▽
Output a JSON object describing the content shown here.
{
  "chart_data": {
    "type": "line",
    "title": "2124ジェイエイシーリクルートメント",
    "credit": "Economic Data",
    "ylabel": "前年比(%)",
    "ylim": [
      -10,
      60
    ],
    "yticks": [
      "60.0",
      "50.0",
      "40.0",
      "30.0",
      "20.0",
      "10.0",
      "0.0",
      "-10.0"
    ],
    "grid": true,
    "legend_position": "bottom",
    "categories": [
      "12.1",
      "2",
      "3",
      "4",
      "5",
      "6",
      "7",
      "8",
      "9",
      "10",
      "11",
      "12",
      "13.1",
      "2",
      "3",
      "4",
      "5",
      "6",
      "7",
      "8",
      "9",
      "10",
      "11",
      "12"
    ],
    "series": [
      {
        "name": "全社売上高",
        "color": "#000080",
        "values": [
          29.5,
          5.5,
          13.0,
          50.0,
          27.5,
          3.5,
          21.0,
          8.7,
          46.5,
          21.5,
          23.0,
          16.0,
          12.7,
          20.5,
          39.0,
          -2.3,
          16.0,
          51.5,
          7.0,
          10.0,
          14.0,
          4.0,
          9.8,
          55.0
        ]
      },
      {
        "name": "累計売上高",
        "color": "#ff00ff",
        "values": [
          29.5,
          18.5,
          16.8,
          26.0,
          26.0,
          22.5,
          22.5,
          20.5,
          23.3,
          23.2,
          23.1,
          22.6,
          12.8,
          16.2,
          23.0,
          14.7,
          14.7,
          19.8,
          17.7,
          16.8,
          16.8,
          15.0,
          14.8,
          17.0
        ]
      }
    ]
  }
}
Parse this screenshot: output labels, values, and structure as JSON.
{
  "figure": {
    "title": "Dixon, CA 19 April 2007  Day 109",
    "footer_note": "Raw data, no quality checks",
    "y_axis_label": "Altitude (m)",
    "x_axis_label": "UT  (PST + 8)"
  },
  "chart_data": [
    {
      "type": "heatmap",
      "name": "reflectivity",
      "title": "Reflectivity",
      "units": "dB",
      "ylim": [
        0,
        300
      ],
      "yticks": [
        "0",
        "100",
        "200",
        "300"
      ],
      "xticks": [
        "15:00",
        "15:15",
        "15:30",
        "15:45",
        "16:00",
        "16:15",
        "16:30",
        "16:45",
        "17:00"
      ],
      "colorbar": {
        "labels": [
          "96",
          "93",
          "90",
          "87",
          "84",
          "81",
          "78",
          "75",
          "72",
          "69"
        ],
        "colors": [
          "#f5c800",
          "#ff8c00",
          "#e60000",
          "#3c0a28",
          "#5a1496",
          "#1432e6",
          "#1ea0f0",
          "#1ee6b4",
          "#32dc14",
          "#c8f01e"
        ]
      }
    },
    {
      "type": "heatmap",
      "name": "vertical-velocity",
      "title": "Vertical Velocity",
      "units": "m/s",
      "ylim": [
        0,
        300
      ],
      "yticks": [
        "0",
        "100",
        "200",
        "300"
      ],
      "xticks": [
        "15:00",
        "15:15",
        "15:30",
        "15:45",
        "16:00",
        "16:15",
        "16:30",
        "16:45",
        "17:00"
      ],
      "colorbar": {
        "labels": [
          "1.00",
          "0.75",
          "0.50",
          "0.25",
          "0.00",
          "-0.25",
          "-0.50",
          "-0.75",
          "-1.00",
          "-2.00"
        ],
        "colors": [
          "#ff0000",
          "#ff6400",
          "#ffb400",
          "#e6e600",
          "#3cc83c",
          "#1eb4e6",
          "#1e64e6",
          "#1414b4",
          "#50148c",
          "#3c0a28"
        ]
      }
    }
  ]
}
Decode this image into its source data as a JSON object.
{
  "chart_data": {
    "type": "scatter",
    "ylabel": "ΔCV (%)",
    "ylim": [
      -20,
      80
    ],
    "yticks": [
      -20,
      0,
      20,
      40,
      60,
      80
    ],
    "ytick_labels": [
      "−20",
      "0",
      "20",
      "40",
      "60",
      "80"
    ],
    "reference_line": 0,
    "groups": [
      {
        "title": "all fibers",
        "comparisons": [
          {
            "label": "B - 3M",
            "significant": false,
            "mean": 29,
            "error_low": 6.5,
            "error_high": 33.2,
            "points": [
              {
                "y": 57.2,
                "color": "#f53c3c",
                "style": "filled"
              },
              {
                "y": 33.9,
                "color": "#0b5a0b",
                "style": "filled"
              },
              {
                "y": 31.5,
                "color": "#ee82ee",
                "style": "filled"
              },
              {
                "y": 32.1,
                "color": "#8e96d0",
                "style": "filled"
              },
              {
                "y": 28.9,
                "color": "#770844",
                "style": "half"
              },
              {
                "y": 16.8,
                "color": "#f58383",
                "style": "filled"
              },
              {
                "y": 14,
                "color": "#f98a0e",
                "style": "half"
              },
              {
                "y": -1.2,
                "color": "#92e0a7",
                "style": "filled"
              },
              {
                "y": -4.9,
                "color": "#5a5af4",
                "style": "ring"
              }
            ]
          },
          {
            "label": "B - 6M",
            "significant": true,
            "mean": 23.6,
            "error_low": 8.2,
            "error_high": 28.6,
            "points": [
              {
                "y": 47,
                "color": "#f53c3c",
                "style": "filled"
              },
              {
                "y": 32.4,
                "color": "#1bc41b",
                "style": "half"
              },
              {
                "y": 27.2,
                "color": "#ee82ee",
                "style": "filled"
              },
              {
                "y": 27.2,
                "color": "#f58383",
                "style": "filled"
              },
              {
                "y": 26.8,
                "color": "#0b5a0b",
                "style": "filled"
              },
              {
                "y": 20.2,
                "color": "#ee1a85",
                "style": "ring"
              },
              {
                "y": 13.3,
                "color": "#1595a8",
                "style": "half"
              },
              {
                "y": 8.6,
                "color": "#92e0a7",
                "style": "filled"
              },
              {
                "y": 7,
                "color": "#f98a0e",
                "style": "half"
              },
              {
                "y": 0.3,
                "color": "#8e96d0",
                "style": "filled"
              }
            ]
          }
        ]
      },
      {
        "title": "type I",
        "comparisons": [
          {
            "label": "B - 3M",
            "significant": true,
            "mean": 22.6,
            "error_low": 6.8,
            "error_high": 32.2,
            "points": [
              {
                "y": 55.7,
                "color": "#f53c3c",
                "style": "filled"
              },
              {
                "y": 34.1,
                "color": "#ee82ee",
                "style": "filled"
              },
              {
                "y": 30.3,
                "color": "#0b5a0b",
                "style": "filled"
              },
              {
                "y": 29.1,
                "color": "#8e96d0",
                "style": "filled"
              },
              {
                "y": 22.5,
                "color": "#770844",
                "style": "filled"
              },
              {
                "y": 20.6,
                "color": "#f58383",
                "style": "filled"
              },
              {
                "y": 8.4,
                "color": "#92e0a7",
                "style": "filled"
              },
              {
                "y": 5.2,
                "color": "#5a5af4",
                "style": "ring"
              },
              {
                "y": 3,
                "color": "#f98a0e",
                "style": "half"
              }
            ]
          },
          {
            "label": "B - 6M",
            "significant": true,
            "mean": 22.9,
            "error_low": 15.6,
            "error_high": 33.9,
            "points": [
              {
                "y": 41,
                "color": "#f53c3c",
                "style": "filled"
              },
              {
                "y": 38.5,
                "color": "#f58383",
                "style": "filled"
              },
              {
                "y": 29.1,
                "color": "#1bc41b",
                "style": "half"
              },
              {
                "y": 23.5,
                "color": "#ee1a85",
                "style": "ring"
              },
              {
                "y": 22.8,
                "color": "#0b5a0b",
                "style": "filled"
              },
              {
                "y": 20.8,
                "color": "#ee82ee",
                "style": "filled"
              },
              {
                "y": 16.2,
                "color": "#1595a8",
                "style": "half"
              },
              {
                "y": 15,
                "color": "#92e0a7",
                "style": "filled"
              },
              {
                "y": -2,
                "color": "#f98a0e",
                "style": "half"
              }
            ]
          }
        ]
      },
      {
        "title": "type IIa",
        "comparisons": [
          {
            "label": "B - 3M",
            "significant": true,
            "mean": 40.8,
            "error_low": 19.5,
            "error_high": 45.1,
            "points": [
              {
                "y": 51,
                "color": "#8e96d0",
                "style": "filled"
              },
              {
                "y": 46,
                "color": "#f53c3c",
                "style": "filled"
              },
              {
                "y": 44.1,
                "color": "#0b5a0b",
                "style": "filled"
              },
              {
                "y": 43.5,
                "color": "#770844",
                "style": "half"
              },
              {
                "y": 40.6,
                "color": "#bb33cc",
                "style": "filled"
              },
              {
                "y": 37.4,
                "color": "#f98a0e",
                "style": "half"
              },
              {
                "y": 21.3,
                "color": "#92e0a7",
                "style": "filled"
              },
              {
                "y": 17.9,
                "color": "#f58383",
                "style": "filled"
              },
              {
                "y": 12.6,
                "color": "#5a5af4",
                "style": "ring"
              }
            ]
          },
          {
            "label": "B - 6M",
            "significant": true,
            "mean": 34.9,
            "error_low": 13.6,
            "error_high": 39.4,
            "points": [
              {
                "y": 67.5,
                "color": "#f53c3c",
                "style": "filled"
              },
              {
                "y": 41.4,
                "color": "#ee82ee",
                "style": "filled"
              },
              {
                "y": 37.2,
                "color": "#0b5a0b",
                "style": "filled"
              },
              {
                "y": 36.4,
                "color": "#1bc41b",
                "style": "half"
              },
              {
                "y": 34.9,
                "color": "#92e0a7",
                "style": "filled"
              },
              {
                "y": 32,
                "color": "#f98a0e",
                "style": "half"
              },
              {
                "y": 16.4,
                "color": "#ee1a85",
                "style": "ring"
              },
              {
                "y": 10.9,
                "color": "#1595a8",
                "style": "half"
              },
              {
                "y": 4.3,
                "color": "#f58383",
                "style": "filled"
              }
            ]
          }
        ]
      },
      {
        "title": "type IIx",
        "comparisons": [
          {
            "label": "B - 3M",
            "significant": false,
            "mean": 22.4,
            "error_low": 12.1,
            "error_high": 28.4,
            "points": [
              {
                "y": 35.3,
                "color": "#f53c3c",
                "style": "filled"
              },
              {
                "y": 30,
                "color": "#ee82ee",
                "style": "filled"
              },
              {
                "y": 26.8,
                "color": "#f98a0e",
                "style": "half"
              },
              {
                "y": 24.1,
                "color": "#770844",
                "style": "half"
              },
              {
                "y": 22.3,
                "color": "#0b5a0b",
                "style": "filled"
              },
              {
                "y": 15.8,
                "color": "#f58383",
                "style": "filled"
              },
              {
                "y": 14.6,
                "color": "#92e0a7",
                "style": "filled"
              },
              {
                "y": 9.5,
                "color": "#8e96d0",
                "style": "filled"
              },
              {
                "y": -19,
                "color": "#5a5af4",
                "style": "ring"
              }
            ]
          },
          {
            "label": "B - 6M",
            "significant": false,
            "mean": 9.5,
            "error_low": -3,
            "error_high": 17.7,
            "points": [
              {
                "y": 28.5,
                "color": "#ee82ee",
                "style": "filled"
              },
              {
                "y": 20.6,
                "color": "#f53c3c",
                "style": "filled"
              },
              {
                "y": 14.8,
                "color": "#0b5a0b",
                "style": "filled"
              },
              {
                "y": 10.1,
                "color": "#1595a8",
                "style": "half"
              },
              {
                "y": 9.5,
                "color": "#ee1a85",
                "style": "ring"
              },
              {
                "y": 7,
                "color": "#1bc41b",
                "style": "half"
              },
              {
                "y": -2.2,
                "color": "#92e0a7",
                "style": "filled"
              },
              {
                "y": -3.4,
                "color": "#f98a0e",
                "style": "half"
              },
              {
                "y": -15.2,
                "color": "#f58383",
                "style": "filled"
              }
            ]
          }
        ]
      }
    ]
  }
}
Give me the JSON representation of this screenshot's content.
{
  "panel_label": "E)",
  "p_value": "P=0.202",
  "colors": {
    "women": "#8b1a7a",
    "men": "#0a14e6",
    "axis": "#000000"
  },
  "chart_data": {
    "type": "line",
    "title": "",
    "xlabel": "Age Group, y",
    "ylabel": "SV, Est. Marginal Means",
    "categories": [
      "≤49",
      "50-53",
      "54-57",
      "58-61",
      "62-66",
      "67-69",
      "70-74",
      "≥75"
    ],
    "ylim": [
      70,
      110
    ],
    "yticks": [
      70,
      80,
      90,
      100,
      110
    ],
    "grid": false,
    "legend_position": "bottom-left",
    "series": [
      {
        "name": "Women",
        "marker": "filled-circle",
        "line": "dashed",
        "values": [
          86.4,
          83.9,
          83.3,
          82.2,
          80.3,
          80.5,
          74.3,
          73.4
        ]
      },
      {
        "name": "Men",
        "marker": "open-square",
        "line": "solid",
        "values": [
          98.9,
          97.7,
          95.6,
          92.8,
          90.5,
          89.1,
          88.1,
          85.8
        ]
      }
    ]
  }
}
△
Copy each line of the preceding data that contains the string "screenshot".

» **Solution to the problem**:
Parse this screenshot: output labels, values, and structure as JSON.
Give me the JSON representation of this screenshot's content.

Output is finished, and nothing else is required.